## Your tasks:
**1)** Answer these questions from the excerpt on peritoneal washing cytology:
(a) In what year was cytologic sampling of peritoneal fluid from the pouch of Douglas at surgery introduced as a concept?
(b) How many of the 901 peritoneal washings were reviewed for changes in staging?
(c) What stain were all cell blocks stained with?
**2)** Extend the excerpt on peritoneal washing cytology, picking up after its final sentence.

## Excerpted text:

##########

Cytologic sampling of peritoneal fluid from the pouch of Douglas at the time of surgery, as a concept, was introduced in 1958. Peritoneal washings are now commonly performed during any exploratory laparotomy for gynecologic disease because peritoneal involvement can be undetectable by visual inspection alone. The application of peritoneal lavage in laparotomies serves three purposes: detection of occult tumor, determination of recurrent or persistent tumor, and staging. The presence of peritoneal tumor indicates a worse prognosis, and thus the results of peritoneal washing cytology are incorporated in staging and treatment decisions. In this era of managed care and cost containment, the significance of this procedure is being tested anew.

Cytologic preparations of all intraoperative washings from 1992 through 1994 at The Johns Hopkins Hospital, Baltimore, Md, were studied retrospectively. A total of 901 peritoneal washings from women undergoing laparotomy for gynecologic disease were reviewed, and 380 of these cases were reviewed for changes in staging.

All cytologic specimens were obtained intraoperatively; some had washings separately collected from multiple intra-abdominal sites, and these fluids were interpreted as all positive or all negative in all patients. All cytologic preparations (cytospin, Millipore filter preparations; Millipore Corp, Bedford, Mass) were subsequently stained with modified Papanicolaou and/or DiffQuik stains. All cell blocks were stained with hematoxylin-eosin.

##########

Document understanding data
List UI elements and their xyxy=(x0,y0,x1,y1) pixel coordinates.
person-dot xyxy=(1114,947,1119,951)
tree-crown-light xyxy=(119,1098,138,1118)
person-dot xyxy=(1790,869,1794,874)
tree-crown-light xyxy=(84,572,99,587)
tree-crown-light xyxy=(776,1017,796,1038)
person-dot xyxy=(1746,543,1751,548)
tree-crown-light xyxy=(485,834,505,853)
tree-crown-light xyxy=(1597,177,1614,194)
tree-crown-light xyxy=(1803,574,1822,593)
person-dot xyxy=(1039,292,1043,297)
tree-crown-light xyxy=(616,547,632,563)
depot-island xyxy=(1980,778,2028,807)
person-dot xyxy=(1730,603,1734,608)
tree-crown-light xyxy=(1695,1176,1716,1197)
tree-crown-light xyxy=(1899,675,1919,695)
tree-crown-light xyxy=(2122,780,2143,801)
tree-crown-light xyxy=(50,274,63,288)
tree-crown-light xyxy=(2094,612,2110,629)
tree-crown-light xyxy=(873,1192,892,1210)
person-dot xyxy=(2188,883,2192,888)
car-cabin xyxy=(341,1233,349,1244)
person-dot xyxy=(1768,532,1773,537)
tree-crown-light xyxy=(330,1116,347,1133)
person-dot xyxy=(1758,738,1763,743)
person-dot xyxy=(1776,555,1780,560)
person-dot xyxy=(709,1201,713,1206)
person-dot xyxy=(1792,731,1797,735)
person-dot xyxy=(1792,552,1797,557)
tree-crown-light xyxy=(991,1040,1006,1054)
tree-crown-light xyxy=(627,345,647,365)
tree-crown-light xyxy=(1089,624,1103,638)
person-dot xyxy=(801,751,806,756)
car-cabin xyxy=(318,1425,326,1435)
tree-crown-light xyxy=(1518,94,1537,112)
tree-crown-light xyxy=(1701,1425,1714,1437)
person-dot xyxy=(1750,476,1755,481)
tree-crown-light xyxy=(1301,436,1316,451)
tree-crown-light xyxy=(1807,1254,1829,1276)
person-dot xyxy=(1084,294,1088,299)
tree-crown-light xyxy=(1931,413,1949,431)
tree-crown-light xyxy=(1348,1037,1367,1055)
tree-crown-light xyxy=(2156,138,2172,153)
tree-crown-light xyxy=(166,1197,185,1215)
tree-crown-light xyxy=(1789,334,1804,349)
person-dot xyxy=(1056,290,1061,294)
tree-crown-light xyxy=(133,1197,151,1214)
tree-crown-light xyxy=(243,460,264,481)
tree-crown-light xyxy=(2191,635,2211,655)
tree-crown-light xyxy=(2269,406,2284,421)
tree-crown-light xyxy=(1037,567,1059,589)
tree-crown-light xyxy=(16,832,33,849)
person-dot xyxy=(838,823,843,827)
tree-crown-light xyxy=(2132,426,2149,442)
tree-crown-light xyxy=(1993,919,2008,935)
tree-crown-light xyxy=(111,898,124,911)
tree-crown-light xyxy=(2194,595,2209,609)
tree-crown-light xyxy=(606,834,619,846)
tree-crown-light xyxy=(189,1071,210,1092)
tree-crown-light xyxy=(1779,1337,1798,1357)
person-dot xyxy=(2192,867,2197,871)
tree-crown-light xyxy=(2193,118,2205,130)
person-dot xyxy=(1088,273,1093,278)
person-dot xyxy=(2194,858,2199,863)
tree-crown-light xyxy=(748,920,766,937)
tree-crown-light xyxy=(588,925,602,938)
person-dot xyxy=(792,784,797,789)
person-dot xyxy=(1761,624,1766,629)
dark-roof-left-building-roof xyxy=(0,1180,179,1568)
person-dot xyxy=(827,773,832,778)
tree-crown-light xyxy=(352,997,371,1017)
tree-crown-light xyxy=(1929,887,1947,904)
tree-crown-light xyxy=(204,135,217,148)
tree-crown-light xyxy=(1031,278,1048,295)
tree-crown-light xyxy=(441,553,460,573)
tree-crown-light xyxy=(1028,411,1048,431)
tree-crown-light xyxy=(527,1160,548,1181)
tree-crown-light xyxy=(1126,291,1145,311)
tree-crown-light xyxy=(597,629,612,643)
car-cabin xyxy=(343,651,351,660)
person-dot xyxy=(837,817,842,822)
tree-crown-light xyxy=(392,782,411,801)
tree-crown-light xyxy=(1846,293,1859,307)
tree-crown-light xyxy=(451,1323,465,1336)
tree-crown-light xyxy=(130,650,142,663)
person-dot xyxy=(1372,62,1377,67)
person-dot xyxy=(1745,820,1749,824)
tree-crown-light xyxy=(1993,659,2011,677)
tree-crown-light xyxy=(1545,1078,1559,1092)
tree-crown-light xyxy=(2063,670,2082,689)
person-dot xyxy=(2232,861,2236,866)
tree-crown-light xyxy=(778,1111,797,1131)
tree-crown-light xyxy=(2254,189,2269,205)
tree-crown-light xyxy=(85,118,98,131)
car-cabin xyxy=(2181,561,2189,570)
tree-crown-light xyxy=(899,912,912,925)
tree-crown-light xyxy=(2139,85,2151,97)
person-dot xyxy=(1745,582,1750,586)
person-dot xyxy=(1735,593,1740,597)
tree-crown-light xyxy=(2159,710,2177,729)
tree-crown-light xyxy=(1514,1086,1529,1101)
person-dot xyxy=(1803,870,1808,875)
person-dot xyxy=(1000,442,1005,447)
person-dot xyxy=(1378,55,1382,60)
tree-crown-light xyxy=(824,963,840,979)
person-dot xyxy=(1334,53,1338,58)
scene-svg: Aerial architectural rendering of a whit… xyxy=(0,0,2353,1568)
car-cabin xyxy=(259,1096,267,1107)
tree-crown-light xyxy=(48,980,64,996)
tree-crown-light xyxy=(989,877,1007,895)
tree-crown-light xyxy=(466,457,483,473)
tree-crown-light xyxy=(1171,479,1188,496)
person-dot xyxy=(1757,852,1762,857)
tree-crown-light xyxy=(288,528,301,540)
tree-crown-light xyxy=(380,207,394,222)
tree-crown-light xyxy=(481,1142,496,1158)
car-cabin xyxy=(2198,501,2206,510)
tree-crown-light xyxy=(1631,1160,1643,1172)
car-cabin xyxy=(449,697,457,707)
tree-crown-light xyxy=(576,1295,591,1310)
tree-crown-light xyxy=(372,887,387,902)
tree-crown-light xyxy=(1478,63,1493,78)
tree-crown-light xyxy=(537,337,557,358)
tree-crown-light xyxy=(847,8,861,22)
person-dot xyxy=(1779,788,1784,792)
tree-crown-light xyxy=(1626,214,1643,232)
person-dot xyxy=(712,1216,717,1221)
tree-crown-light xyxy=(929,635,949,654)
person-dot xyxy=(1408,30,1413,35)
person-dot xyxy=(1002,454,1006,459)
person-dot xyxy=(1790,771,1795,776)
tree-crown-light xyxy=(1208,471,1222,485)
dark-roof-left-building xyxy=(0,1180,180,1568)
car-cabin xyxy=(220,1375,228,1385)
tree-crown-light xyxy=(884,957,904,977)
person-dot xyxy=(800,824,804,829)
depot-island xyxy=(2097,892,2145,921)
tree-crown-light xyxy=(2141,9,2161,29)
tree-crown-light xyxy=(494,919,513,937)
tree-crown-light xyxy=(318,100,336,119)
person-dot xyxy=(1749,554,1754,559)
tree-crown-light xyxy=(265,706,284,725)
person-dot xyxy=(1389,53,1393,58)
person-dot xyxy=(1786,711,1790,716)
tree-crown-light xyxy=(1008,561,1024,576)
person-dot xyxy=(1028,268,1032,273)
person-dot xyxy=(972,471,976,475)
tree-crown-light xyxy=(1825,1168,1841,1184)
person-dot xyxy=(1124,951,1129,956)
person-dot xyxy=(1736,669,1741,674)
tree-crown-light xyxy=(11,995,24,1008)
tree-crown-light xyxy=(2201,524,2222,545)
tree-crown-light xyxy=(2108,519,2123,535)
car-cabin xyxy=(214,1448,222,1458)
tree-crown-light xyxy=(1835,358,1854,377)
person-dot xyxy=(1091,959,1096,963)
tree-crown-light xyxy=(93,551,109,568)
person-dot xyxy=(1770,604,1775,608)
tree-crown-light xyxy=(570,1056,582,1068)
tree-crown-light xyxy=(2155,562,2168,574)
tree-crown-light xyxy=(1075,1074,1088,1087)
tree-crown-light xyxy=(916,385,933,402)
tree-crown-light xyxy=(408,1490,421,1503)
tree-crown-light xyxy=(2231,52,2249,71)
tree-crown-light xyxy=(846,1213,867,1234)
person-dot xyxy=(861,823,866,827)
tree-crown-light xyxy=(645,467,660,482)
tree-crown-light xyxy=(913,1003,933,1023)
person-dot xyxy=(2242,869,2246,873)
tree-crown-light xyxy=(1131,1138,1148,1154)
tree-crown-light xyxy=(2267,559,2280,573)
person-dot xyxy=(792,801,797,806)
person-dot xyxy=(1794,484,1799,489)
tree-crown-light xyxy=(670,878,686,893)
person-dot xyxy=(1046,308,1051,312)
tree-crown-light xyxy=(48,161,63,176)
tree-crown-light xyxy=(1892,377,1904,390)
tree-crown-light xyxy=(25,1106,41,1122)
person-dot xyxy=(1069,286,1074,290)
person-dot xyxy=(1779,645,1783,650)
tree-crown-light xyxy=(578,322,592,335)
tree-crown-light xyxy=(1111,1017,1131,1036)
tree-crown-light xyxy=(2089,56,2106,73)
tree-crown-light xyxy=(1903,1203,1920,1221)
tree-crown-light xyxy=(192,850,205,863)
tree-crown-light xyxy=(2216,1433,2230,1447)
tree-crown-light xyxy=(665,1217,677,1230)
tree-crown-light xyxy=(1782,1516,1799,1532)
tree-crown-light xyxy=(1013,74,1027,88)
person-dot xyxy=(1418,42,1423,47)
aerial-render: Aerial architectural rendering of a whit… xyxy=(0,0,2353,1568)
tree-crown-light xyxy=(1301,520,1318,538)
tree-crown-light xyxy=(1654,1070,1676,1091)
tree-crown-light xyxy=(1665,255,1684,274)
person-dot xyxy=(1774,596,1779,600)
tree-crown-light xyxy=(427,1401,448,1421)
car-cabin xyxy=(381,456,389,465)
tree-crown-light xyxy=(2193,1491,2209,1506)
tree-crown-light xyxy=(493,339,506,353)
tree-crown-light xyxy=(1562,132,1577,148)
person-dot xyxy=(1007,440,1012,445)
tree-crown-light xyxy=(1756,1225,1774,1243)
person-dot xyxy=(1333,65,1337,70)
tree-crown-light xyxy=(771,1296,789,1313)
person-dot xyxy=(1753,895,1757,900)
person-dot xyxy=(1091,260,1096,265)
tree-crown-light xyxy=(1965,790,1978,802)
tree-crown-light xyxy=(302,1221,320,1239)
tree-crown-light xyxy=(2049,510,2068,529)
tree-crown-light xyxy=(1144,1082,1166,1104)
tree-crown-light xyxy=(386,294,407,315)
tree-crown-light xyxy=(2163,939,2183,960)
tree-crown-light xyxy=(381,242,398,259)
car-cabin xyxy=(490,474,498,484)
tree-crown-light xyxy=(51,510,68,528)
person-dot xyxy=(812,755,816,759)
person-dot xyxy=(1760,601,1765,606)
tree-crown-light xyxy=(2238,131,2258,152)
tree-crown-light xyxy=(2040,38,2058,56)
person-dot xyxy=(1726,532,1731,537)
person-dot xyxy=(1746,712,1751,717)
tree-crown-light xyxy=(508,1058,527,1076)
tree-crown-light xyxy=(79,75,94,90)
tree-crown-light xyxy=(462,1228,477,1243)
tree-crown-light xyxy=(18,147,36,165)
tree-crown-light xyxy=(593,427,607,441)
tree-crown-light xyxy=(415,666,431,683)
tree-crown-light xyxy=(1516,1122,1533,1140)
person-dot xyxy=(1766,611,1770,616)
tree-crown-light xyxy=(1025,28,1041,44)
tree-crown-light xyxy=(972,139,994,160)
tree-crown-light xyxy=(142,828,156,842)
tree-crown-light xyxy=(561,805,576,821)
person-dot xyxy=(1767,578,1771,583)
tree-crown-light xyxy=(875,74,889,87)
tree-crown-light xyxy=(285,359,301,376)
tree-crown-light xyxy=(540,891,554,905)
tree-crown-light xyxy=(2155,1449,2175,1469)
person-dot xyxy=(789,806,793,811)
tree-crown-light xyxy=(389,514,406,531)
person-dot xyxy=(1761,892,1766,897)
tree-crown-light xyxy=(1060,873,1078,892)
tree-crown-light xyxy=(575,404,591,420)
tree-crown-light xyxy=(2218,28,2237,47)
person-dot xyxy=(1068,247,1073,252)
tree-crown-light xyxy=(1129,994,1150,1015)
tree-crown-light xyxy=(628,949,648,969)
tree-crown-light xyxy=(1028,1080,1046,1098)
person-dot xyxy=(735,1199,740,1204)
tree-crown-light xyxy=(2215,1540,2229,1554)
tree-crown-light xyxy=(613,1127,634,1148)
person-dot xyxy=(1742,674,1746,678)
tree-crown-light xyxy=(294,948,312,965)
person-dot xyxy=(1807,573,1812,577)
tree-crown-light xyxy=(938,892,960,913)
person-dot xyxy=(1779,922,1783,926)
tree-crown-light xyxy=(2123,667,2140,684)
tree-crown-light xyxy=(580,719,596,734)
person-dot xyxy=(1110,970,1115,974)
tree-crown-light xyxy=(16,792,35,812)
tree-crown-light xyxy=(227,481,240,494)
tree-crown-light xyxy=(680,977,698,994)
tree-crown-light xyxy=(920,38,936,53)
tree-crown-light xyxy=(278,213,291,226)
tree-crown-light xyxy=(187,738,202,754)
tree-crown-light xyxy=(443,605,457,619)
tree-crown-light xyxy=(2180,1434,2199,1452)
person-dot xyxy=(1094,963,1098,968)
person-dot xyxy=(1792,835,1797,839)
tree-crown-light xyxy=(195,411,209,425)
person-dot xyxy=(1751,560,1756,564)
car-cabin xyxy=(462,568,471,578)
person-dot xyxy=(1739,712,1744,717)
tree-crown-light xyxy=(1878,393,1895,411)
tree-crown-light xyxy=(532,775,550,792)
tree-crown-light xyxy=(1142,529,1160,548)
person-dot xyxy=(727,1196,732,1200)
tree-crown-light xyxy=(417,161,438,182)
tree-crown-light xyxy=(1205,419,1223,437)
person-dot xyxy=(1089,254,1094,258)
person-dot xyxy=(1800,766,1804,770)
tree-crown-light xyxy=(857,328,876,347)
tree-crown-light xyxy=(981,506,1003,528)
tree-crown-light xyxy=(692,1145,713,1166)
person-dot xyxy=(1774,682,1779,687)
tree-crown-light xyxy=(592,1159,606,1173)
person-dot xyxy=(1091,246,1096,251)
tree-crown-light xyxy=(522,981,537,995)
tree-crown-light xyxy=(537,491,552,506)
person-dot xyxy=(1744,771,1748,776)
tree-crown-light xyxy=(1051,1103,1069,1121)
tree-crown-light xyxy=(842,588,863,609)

##########

## Responses in order:
**1)**
(a) 1958
(b) 380
(c) Hematoxylin-eosin

**2)**
In cases with documented malignancy, the results of peritoneal cytology and corresponding malignant histology, as well as pertinent clinical data, were reviewed for each patient to determine whether the cytopathologic diagnosis changed the FIGO (International Federation of Gynecology and Obstetrics,1988) stage of disease.

RESULTS

Histologically, 380 of the 901 cases were gynecologic malignancies, and 521 were benign. Of the 521 washings from patients with histologically benign genital disease, no false positives were found. This excellent concordance may be a result of good cytohistologic correlation, which enhanced the accuracy of interpretation. Of the gynecologic malignancies reviewed, a diagnosis of cancer was made in 125 cases, and in 12 cases (3.1%), a change in stage resulted (Table). Four of the 12 cases were endometrioid carcinomas of the uterus (one clear cell carcinoma [Fig 1], three endometrial cancers), two were clear cell carcinomas of the ovary, two were serous carcinomas, and one was a serous tumor of low malignant potential. The remaining cases involved three rare tumors, namely, a small cell carcinoma of the uterus (Fig 2), a mixed mullerian tumor, and a fallopian tube carcinoma. All but one of these 12 cases (the fallopian tube carcinoma) were primary neoplasms and not recurrences. Over the short follow-up period (at time of submission, 1992-1996), none of these cases had, nor subsequently developed, a second primary tumor, confirming that the malignant cells seen were not from an occult tumor. Four of the patients are dead of disease, six are disease-free, and one has evidence of disease. One patient was lost to follow-up. It is interesting to note that two of the patients with apparently limited disease (cases 2 and 4 in the Table) are dead of disease. The other two deceased patients (cases 10 and 11 in the Table) had minimal disease, but aggressive tumors with poor prognoses. On review of all the gynecologic malignancies, 25 were recurrences or second-look operations.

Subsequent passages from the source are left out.